## What needs to be done
Convert every line of the data below into a JSON array of strings, one string per line, leaving out any blank lines.

## Information given
━━━━━━━━━━
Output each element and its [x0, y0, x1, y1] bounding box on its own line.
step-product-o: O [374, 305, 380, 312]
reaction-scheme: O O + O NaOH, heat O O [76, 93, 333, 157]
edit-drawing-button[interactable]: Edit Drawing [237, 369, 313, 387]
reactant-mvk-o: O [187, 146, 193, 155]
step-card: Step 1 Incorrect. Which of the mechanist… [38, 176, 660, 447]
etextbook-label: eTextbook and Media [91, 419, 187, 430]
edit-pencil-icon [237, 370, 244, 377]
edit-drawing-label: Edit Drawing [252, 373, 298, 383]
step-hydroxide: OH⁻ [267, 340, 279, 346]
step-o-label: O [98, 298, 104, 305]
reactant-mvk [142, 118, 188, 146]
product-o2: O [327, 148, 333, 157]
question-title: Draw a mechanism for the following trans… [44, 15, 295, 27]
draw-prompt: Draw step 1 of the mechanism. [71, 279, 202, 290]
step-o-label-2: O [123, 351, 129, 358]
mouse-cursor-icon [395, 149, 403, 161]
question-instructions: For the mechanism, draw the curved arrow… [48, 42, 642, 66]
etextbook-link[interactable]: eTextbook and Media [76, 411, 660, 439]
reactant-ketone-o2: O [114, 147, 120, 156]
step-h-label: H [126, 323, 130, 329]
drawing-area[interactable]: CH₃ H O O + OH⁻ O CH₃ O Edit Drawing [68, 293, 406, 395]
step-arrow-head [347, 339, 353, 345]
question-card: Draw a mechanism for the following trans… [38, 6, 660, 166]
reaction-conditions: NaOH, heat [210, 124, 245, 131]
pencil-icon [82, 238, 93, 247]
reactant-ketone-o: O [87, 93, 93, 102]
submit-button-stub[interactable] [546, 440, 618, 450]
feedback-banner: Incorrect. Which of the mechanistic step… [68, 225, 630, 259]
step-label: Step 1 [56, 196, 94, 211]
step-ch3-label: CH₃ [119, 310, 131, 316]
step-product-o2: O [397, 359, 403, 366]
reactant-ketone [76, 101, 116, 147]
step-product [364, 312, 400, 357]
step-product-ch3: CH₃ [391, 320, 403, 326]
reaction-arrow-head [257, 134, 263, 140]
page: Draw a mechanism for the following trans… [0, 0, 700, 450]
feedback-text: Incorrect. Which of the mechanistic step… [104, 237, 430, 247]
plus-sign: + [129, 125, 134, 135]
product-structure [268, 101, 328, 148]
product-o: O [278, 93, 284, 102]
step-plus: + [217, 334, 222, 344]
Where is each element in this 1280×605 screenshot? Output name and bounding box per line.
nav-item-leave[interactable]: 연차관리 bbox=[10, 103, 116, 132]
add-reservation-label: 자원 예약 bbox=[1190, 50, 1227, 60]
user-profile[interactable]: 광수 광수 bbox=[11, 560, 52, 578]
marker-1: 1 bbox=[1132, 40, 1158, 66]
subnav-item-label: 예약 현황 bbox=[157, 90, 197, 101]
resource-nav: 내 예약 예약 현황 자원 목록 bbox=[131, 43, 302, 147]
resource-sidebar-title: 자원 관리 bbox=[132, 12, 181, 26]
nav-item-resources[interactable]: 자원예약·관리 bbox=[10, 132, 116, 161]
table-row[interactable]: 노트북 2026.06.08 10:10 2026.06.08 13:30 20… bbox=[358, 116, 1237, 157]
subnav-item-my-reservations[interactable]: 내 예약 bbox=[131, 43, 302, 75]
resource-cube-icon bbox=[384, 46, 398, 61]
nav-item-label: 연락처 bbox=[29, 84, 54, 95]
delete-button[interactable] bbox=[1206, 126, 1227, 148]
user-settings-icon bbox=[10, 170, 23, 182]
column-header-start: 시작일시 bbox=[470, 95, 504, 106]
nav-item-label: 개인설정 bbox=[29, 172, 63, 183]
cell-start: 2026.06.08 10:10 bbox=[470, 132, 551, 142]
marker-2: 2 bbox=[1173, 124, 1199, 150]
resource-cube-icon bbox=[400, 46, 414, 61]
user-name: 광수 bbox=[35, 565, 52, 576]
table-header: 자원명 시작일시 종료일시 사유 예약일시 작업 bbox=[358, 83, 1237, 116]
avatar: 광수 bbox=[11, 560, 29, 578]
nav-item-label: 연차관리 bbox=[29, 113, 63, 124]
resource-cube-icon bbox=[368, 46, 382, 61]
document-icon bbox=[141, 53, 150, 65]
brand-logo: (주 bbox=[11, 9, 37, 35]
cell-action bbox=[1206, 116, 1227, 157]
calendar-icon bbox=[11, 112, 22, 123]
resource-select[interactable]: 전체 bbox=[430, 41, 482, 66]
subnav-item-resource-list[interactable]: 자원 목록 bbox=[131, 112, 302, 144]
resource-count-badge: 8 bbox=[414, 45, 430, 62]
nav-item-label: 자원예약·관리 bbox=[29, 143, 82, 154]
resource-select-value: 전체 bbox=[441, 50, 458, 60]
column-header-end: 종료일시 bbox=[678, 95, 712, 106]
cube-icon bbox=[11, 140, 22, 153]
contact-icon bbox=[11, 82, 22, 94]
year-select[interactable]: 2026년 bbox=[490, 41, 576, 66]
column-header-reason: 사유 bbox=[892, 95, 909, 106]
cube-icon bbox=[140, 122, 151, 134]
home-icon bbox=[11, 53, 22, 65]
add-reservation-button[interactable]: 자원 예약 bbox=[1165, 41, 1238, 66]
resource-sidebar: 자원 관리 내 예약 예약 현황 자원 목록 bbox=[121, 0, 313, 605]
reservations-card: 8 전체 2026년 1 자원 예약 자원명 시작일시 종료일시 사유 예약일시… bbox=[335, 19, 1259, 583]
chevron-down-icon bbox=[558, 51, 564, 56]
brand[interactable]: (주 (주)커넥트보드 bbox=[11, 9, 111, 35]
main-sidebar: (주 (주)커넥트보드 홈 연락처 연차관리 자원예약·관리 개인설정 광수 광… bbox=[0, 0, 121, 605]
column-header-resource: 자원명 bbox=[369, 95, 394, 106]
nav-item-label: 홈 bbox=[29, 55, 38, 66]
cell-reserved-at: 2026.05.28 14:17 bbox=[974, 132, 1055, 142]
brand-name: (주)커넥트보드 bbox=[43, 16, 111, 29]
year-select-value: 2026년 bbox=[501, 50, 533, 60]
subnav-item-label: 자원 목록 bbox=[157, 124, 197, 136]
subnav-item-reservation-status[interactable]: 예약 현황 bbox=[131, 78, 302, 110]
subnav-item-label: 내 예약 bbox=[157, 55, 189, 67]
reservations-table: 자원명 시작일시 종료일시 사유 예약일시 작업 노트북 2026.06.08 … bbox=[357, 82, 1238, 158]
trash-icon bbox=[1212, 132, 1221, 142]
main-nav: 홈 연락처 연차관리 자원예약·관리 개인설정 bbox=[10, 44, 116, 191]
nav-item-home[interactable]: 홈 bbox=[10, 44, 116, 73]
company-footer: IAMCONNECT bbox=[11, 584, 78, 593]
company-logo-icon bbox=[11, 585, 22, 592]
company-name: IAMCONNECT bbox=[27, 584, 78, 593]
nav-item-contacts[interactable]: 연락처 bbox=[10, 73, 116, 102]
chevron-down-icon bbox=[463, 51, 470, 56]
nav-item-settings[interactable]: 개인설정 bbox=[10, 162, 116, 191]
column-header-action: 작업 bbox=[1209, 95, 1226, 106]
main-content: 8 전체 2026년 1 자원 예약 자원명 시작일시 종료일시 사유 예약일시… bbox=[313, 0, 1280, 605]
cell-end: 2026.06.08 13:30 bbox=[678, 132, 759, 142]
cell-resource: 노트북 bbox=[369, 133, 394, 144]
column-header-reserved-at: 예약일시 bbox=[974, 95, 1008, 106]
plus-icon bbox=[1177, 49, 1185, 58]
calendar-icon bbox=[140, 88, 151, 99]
━━━━━━━━━━
## Exercise result
[
  "Output each element and its [x0, y0, x1, y1] bounding box on its own line.",
  "step-product-o: O [374, 305, 380, 312]",
  "reaction-scheme: O O + O NaOH, heat O O [76, 93, 333, 157]",
  "edit-drawing-button[interactable]: Edit Drawing [237, 369, 313, 387]",
  "reactant-mvk-o: O [187, 146, 193, 155]",
  "step-card: Step 1 Incorrect. Which of the mechanist… [38, 176, 660, 447]",
  "etextbook-label: eTextbook and Media [91, 419, 187, 430]",
  "edit-pencil-icon [237, 370, 244, 377]",
  "edit-drawing-label: Edit Drawing [252, 373, 298, 383]",
  "step-hydroxide: OH⁻ [267, 340, 279, 346]",
  "step-o-label: O [98, 298, 104, 305]",
  "reactant-mvk [142, 118, 188, 146]",
  "product-o2: O [327, 148, 333, 157]",
  "question-title: Draw a mechanism for the following trans… [44, 15, 295, 27]",
  "draw-prompt: Draw step 1 of the mechanism. [71, 279, 202, 290]",
  "step-o-label-2: O [123, 351, 129, 358]",
  "mouse-cursor-icon [395, 149, 403, 161]",
  "question-instructions: For the mechanism, draw the curved arrow… [48, 42, 642, 66]",
  "etextbook-link[interactable]: eTextbook and Media [76, 411, 660, 439]",
  "reactant-ketone-o2: O [114, 147, 120, 156]",
  "step-h-label: H [126, 323, 130, 329]",
  "drawing-area[interactable]: CH₃ H O O + OH⁻ O CH₃ O Edit Drawing [68, 293, 406, 395]",
  "step-arrow-head [347, 339, 353, 345]",
  "question-card: Draw a mechanism for the following trans… [38, 6, 660, 166]",
  "reaction-conditions: NaOH, heat [210, 124, 245, 131]",
  "pencil-icon [82, 238, 93, 247]",
  "reactant-ketone-o: O [87, 93, 93, 102]",
  "submit-button-stub[interactable] [546, 440, 618, 450]",
  "feedback-banner: Incorrect. Which of the mechanistic step… [68, 225, 630, 259]",
  "step-label: Step 1 [56, 196, 94, 211]",
  "step-ch3-label: CH₃ [119, 310, 131, 316]",
  "step-product-o2: O [397, 359, 403, 366]",
  "reactant-ketone [76, 101, 116, 147]",
  "step-product [364, 312, 400, 357]",
  "step-product-ch3: CH₃ [391, 320, 403, 326]",
  "reaction-arrow-head [257, 134, 263, 140]",
  "page: Draw a mechanism for the following trans… [0, 0, 700, 450]",
  "feedback-text: Incorrect. Which of the mechanistic step… [104, 237, 430, 247]",
  "plus-sign: + [129, 125, 134, 135]",
  "product-structure [268, 101, 328, 148]",
  "product-o: O [278, 93, 284, 102]",
  "step-plus: + [217, 334, 222, 344]",
  "Where is each element in this 1280×605 screenshot? Output name and bounding box per line.",
  "nav-item-leave[interactable]: 연차관리 bbox=[10, 103, 116, 132]",
  "add-reservation-label: 자원 예약 bbox=[1190, 50, 1227, 60]",
  "user-profile[interactable]: 광수 광수 bbox=[11, 560, 52, 578]",
  "marker-1: 1 bbox=[1132, 40, 1158, 66]",
  "subnav-item-label: 예약 현황 bbox=[157, 90, 197, 101]",
  "resource-nav: 내 예약 예약 현황 자원 목록 bbox=[131, 43, 302, 147]",
  "resource-sidebar-title: 자원 관리 bbox=[132, 12, 181, 26]",
  "nav-item-resources[interactable]: 자원예약·관리 bbox=[10, 132, 116, 161]",
  "table-row[interactable]: 노트북 2026.06.08 10:10 2026.06.08 13:30 20… bbox=[358, 116, 1237, 157]",
  "subnav-item-my-reservations[interactable]: 내 예약 bbox=[131, 43, 302, 75]",
  "resource-cube-icon bbox=[384, 46, 398, 61]",
  "nav-item-label: 연락처 bbox=[29, 84, 54, 95]",
  "delete-button[interactable] bbox=[1206, 126, 1227, 148]",
  "user-settings-icon bbox=[10, 170, 23, 182]",
  "column-header-start: 시작일시 bbox=[470, 95, 504, 106]",
  "nav-item-label: 개인설정 bbox=[29, 172, 63, 183]",
  "cell-start: 2026.06.08 10:10 bbox=[470, 132, 551, 142]",
  "marker-2: 2 bbox=[1173, 124, 1199, 150]",
  "resource-cube-icon bbox=[400, 46, 414, 61]",
  "user-name: 광수 bbox=[35, 565, 52, 576]",
  "table-header: 자원명 시작일시 종료일시 사유 예약일시 작업 bbox=[358, 83, 1237, 116]",
  "avatar: 광수 bbox=[11, 560, 29, 578]",
  "nav-item-label: 연차관리 bbox=[29, 113, 63, 124]",
  "resource-cube-icon bbox=[368, 46, 382, 61]",
  "document-icon bbox=[141, 53, 150, 65]",
  "brand-logo: (주 bbox=[11, 9, 37, 35]",
  "cell-action bbox=[1206, 116, 1227, 157]",
  "calendar-icon bbox=[11, 112, 22, 123]",
  "resource-select[interactable]: 전체 bbox=[430, 41, 482, 66]",
  "subnav-item-resource-list[interactable]: 자원 목록 bbox=[131, 112, 302, 144]",
  "resource-count-badge: 8 bbox=[414, 45, 430, 62]",
  "nav-item-label: 자원예약·관리 bbox=[29, 143, 82, 154]",
  "resource-select-value: 전체 bbox=[441, 50, 458, 60]",
  "column-header-end: 종료일시 bbox=[678, 95, 712, 106]",
  "cube-icon bbox=[11, 140, 22, 153]",
  "contact-icon bbox=[11, 82, 22, 94]",
  "year-select[interactable]: 2026년 bbox=[490, 41, 576, 66]",
  "column-header-reason: 사유 bbox=[892, 95, 909, 106]",
  "cube-icon bbox=[140, 122, 151, 134]",
  "home-icon bbox=[11, 53, 22, 65]",
  "add-reservation-button[interactable]: 자원 예약 bbox=[1165, 41, 1238, 66]",
  "resource-sidebar: 자원 관리 내 예약 예약 현황 자원 목록 bbox=[121, 0, 313, 605]",
  "reservations-card: 8 전체 2026년 1 자원 예약 자원명 시작일시 종료일시 사유 예약일시… bbox=[335, 19, 1259, 583]",
  "chevron-down-icon bbox=[558, 51, 564, 56]",
  "brand[interactable]: (주 (주)커넥트보드 bbox=[11, 9, 111, 35]",
  "main-sidebar: (주 (주)커넥트보드 홈 연락처 연차관리 자원예약·관리 개인설정 광수 광… bbox=[0, 0, 121, 605]",
  "column-header-resource: 자원명 bbox=[369, 95, 394, 106]",
  "nav-item-label: 홈 bbox=[29, 55, 38, 66]",
  "cell-reserved-at: 2026.05.28 14:17 bbox=[974, 132, 1055, 142]",
  "brand-name: (주)커넥트보드 bbox=[43, 16, 111, 29]",
  "year-select-value: 2026년 bbox=[501, 50, 533, 60]",
  "subnav-item-label: 자원 목록 bbox=[157, 124, 197, 136]",
  "subnav-item-reservation-status[interactable]: 예약 현황 bbox=[131, 78, 302, 110]",
  "subnav-item-label: 내 예약 bbox=[157, 55, 189, 67]",
  "reservations-table: 자원명 시작일시 종료일시 사유 예약일시 작업 노트북 2026.06.08 … bbox=[357, 82, 1238, 158]",
  "trash-icon bbox=[1212, 132, 1221, 142]",
  "main-nav: 홈 연락처 연차관리 자원예약·관리 개인설정 bbox=[10, 44, 116, 191]",
  "nav-item-home[interactable]: 홈 bbox=[10, 44, 116, 73]",
  "company-footer: IAMCONNECT bbox=[11, 584, 78, 593]",
  "company-logo-icon bbox=[11, 585, 22, 592]",
  "company-name: IAMCONNECT bbox=[27, 584, 78, 593]",
  "nav-item-contacts[interactable]: 연락처 bbox=[10, 73, 116, 102]",
  "chevron-down-icon bbox=[463, 51, 470, 56]",
  "nav-item-settings[interactable]: 개인설정 bbox=[10, 162, 116, 191]",
  "column-header-action: 작업 bbox=[1209, 95, 1226, 106]",
  "main-content: 8 전체 2026년 1 자원 예약 자원명 시작일시 종료일시 사유 예약일시… bbox=[313, 0, 1280, 605]",
  "cell-end: 2026.06.08 13:30 bbox=[678, 132, 759, 142]",
  "cell-resource: 노트북 bbox=[369, 133, 394, 144]",
  "column-header-reserved-at: 예약일시 bbox=[974, 95, 1008, 106]",
  "plus-icon bbox=[1177, 49, 1185, 58]",
  "calendar-icon bbox=[140, 88, 151, 99]"
]